— begin —

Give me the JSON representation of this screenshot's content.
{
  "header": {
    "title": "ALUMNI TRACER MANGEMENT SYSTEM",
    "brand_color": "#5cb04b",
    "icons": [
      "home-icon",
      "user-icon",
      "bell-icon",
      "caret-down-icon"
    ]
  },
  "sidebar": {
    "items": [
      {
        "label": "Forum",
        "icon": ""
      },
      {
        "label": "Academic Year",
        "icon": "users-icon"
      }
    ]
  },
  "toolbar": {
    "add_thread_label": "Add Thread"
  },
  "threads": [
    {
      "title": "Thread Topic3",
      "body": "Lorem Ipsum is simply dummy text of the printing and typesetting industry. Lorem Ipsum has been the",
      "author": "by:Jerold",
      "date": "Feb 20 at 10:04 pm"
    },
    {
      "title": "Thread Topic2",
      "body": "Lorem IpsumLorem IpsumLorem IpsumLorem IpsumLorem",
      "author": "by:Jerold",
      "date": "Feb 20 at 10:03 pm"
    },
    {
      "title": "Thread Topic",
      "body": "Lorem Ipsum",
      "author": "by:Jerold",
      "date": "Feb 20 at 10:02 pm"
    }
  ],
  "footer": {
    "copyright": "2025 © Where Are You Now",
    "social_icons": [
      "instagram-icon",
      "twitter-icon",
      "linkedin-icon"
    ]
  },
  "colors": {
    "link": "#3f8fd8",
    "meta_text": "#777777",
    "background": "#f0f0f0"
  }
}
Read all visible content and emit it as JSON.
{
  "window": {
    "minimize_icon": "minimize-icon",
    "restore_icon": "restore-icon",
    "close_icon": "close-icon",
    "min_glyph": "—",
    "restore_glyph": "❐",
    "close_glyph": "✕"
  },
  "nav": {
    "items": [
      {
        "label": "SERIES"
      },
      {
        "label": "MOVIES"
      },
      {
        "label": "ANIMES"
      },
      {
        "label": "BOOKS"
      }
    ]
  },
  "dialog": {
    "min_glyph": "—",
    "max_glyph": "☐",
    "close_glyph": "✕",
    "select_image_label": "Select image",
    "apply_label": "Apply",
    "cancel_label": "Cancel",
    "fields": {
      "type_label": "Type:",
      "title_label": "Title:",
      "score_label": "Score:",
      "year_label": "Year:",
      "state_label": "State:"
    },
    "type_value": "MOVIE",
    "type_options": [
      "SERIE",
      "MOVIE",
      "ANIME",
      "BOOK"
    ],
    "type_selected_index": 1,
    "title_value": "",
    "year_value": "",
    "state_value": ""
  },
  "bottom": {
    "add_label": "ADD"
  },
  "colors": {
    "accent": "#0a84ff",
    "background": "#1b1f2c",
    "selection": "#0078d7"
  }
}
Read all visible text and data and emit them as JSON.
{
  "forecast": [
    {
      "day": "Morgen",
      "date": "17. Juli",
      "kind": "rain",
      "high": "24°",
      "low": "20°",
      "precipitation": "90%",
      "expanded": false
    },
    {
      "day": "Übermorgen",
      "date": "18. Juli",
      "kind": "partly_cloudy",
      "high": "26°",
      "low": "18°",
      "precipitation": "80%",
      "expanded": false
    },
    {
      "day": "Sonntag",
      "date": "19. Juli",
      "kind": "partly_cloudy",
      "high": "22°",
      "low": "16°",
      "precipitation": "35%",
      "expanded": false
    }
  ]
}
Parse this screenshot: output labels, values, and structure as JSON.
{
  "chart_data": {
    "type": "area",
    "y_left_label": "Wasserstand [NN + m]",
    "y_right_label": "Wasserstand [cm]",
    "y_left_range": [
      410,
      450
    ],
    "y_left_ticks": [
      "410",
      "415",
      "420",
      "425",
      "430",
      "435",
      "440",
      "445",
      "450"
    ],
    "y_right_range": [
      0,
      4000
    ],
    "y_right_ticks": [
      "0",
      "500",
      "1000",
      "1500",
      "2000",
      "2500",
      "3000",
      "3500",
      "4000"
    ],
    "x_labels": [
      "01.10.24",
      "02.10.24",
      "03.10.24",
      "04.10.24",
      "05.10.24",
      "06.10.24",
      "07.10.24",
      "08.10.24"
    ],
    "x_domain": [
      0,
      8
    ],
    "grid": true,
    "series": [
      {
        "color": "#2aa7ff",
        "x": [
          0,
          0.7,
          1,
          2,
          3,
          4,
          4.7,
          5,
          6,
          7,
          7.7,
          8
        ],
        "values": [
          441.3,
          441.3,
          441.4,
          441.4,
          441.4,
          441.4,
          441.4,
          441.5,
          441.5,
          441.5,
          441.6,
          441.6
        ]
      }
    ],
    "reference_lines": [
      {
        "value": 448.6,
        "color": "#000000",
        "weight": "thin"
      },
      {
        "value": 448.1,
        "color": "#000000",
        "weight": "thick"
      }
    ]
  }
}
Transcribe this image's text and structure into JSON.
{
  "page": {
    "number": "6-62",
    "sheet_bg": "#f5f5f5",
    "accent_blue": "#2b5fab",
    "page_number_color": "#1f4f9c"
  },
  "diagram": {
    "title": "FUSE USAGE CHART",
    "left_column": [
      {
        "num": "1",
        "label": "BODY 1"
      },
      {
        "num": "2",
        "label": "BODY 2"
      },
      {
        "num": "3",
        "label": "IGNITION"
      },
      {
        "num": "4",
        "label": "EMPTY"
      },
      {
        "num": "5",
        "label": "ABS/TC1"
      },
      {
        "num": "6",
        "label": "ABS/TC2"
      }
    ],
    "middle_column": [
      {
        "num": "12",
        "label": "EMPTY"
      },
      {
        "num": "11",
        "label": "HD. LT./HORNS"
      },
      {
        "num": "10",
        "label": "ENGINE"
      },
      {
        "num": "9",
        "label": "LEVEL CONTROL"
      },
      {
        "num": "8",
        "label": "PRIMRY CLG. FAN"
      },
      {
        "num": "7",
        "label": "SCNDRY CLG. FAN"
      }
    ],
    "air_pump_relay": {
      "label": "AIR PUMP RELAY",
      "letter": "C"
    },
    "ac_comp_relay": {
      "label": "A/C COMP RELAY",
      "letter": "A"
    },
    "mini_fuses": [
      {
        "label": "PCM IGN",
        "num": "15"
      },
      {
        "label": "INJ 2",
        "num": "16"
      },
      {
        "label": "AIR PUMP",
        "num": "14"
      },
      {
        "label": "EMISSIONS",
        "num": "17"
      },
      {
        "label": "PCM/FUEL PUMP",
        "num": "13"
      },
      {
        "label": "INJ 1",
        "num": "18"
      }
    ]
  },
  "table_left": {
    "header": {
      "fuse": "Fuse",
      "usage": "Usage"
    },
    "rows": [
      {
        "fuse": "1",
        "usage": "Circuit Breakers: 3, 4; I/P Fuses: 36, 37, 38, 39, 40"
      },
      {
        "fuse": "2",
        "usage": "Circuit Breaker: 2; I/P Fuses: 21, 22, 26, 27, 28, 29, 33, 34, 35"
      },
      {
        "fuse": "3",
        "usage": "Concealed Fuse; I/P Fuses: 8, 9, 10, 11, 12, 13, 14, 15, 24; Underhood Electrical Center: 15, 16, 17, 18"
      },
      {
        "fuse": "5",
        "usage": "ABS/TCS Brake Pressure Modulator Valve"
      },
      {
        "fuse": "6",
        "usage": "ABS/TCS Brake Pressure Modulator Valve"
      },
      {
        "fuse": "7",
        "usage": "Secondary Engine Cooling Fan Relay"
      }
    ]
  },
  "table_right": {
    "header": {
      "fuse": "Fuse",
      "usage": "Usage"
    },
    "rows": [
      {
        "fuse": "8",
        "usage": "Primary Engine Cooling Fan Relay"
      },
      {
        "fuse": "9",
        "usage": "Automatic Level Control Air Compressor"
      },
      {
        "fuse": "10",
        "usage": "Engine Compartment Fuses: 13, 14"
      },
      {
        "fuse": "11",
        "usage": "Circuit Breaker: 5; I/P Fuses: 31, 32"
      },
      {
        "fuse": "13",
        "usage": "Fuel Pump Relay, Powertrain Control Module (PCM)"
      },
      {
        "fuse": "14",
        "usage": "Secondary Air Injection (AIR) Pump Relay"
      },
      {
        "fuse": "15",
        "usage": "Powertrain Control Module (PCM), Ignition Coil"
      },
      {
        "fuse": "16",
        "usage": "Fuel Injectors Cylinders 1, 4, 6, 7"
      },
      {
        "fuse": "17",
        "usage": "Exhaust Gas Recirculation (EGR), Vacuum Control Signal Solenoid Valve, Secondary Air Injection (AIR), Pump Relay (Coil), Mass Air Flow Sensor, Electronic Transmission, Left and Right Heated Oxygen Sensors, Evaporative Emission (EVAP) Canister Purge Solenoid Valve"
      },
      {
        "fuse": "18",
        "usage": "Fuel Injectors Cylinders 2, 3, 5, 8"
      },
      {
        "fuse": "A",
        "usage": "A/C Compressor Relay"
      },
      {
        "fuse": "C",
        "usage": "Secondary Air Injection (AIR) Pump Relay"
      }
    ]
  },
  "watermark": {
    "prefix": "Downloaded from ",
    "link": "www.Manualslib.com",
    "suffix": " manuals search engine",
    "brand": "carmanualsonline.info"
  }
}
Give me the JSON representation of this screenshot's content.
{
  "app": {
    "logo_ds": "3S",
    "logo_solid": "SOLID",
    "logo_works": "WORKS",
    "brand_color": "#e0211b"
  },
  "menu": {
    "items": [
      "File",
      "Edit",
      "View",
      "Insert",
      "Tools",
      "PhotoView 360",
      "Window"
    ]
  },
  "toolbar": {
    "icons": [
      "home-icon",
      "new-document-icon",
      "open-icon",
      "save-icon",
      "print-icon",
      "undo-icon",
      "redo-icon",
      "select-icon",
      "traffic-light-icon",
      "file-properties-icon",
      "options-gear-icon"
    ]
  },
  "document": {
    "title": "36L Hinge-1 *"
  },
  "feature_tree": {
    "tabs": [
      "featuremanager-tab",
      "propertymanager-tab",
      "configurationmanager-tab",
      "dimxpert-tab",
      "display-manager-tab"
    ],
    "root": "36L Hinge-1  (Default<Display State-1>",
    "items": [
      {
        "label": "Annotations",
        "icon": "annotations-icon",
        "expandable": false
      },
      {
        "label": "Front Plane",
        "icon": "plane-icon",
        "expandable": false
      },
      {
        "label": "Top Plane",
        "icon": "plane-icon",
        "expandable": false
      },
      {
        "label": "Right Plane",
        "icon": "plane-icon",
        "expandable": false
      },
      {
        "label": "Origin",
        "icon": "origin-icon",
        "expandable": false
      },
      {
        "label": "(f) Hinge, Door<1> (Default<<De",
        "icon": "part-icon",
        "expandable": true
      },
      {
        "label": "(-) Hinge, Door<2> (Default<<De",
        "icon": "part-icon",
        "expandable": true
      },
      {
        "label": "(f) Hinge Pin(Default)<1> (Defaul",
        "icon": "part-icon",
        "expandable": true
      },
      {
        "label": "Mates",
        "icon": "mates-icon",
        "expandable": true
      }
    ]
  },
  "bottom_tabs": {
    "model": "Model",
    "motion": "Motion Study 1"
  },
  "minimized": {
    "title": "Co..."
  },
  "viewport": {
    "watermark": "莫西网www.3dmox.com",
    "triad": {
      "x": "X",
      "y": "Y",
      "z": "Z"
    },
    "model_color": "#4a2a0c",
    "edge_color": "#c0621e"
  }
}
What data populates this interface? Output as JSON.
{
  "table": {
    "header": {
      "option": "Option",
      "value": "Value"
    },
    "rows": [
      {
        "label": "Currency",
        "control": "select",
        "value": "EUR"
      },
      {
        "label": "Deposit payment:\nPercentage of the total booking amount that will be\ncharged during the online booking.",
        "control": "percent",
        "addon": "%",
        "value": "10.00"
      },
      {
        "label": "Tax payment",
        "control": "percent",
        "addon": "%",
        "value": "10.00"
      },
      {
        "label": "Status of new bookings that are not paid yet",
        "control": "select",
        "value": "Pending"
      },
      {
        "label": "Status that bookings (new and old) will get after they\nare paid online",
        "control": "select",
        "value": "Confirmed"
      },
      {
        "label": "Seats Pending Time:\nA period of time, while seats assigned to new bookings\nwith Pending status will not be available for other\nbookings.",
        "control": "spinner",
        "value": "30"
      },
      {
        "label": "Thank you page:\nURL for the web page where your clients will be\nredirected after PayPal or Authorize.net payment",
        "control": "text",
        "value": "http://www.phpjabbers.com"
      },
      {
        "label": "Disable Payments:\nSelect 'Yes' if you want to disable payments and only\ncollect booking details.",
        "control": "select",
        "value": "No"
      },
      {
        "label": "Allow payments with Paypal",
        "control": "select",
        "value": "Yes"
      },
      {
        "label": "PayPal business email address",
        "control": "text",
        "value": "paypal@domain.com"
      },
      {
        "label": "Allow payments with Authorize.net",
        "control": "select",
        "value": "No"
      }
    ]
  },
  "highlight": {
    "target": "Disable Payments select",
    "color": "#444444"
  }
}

— end —

**Directions**
Search the preceding listing for "Powertrain" and extract every line where it is found.

**The answer**
        "usage": "Fuel Pump Relay, Powertrain Control Module (PCM)"
        "usage": "Powertrain Control Module (PCM), Ignition Coil"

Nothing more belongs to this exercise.